::: DATA
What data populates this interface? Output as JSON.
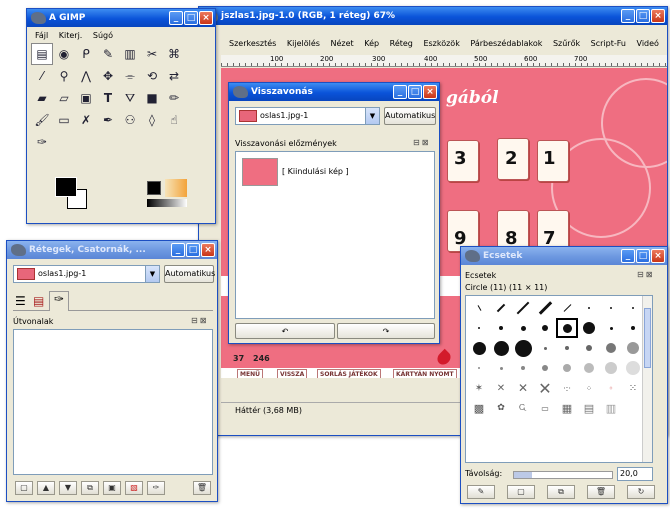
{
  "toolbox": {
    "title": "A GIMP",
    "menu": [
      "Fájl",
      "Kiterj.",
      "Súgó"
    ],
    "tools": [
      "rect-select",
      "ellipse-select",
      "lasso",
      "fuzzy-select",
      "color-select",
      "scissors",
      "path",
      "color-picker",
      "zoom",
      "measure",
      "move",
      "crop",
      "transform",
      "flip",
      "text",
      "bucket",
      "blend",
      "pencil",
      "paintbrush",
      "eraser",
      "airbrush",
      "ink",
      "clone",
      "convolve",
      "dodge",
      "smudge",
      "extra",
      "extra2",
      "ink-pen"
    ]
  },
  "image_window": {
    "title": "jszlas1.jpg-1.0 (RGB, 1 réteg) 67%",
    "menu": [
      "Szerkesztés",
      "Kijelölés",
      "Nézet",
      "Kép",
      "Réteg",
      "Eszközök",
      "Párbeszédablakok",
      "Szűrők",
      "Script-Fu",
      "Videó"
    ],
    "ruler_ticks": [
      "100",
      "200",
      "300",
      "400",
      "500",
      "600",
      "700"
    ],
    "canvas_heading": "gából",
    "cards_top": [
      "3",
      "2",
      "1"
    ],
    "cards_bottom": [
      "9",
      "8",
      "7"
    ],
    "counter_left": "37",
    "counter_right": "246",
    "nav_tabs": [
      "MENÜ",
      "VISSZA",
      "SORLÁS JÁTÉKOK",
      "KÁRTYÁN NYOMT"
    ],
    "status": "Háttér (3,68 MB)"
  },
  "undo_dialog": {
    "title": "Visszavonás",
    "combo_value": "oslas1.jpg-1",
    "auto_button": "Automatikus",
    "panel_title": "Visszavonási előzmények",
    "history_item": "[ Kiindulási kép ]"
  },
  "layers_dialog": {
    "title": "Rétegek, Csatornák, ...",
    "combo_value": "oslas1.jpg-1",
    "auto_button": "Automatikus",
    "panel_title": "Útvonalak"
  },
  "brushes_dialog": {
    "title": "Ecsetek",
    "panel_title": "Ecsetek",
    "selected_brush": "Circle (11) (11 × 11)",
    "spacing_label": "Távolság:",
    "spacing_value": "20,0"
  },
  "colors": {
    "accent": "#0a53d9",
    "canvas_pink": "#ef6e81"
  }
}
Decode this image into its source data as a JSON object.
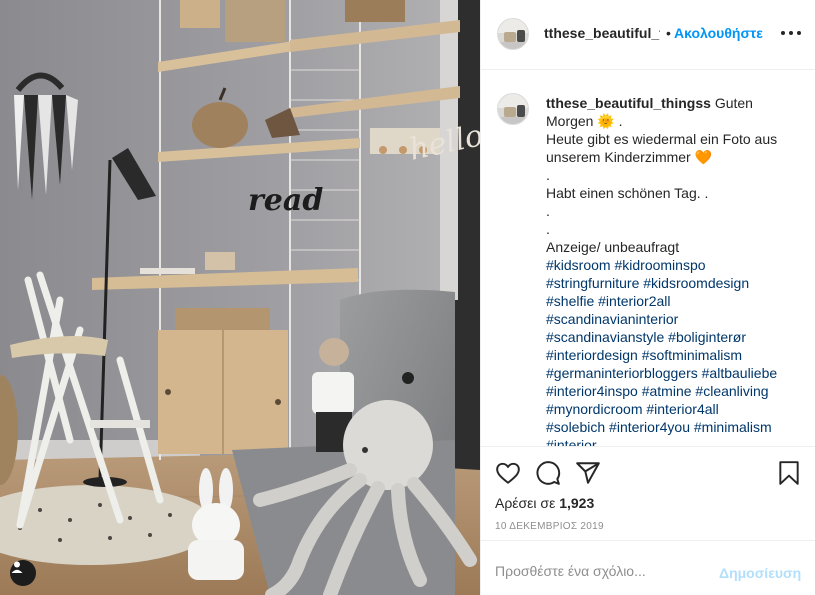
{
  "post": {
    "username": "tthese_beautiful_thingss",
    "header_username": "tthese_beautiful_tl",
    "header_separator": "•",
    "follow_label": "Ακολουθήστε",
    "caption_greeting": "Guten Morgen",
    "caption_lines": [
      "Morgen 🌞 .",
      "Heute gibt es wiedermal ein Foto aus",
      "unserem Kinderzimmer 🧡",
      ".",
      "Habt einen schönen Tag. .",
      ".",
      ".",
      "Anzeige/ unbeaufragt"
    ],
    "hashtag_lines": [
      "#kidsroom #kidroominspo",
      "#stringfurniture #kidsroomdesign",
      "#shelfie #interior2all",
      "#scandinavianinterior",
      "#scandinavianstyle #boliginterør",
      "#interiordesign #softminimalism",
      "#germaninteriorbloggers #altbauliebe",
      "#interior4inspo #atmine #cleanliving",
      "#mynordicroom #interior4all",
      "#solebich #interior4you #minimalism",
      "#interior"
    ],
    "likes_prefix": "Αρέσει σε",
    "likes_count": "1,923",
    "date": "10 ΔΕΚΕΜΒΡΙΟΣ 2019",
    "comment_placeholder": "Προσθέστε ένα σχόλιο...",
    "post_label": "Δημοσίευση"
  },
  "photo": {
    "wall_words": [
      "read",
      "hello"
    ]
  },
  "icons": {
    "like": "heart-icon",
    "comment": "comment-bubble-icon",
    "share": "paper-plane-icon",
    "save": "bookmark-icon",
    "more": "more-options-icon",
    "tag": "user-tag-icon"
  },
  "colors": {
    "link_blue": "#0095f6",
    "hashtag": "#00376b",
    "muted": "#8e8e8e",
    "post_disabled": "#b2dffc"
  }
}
::::::
### WHAT NEEDS TO BE DONE
With the pictures left out, transcribe the material exactly.

### EXERCISE ANSWER
What data populates this interface? Output as JSON.
{
  "toolbox": {
    "title": "A GIMP",
    "menu": [
      "Fájl",
      "Kiterj.",
      "Súgó"
    ],
    "tools": [
      "rect-select",
      "ellipse-select",
      "lasso",
      "fuzzy-select",
      "color-select",
      "scissors",
      "path",
      "color-picker",
      "zoom",
      "measure",
      "move",
      "crop",
      "transform",
      "flip",
      "text",
      "bucket",
      "blend",
      "pencil",
      "paintbrush",
      "eraser",
      "airbrush",
      "ink",
      "clone",
      "convolve",
      "dodge",
      "smudge",
      "extra",
      "extra2",
      "ink-pen"
    ]
  },
  "image_window": {
    "title": "jszlas1.jpg-1.0 (RGB, 1 réteg) 67%",
    "menu": [
      "Szerkesztés",
      "Kijelölés",
      "Nézet",
      "Kép",
      "Réteg",
      "Eszközök",
      "Párbeszédablakok",
      "Szűrők",
      "Script-Fu",
      "Videó"
    ],
    "ruler_ticks": [
      "100",
      "200",
      "300",
      "400",
      "500",
      "600",
      "700"
    ],
    "canvas_heading": "gából",
    "cards_top": [
      "3",
      "2",
      "1"
    ],
    "cards_bottom": [
      "9",
      "8",
      "7"
    ],
    "counter_left": "37",
    "counter_right": "246",
    "nav_tabs": [
      "MENÜ",
      "VISSZA",
      "SORLÁS JÁTÉKOK",
      "KÁRTYÁN NYOMT"
    ],
    "status": "Háttér (3,68 MB)"
  },
  "undo_dialog": {
    "title": "Visszavonás",
    "combo_value": "oslas1.jpg-1",
    "auto_button": "Automatikus",
    "panel_title": "Visszavonási előzmények",
    "history_item": "[ Kiindulási kép ]"
  },
  "layers_dialog": {
    "title": "Rétegek, Csatornák, ...",
    "combo_value": "oslas1.jpg-1",
    "auto_button": "Automatikus",
    "panel_title": "Útvonalak"
  },
  "brushes_dialog": {
    "title": "Ecsetek",
    "panel_title": "Ecsetek",
    "selected_brush": "Circle (11) (11 × 11)",
    "spacing_label": "Távolság:",
    "spacing_value": "20,0"
  },
  "colors": {
    "accent": "#0a53d9",
    "canvas_pink": "#ef6e81"
  }
}
Decode this image into its source data as a JSON object.
{
  "post": {
    "username": "tthese_beautiful_thingss",
    "header_username": "tthese_beautiful_tl",
    "header_separator": "•",
    "follow_label": "Ακολουθήστε",
    "caption_greeting": "Guten Morgen",
    "caption_lines": [
      "Morgen 🌞 .",
      "Heute gibt es wiedermal ein Foto aus",
      "unserem Kinderzimmer 🧡",
      ".",
      "Habt einen schönen Tag. .",
      ".",
      ".",
      "Anzeige/ unbeaufragt"
    ],
    "hashtag_lines": [
      "#kidsroom #kidroominspo",
      "#stringfurniture #kidsroomdesign",
      "#shelfie #interior2all",
      "#scandinavianinterior",
      "#scandinavianstyle #boliginterør",
      "#interiordesign #softminimalism",
      "#germaninteriorbloggers #altbauliebe",
      "#interior4inspo #atmine #cleanliving",
      "#mynordicroom #interior4all",
      "#solebich #interior4you #minimalism",
      "#interior"
    ],
    "likes_prefix": "Αρέσει σε",
    "likes_count": "1,923",
    "date": "10 ΔΕΚΕΜΒΡΙΟΣ 2019",
    "comment_placeholder": "Προσθέστε ένα σχόλιο...",
    "post_label": "Δημοσίευση"
  },
  "photo": {
    "wall_words": [
      "read",
      "hello"
    ]
  },
  "icons": {
    "like": "heart-icon",
    "comment": "comment-bubble-icon",
    "share": "paper-plane-icon",
    "save": "bookmark-icon",
    "more": "more-options-icon",
    "tag": "user-tag-icon"
  },
  "colors": {
    "link_blue": "#0095f6",
    "hashtag": "#00376b",
    "muted": "#8e8e8e",
    "post_disabled": "#b2dffc"
  }
}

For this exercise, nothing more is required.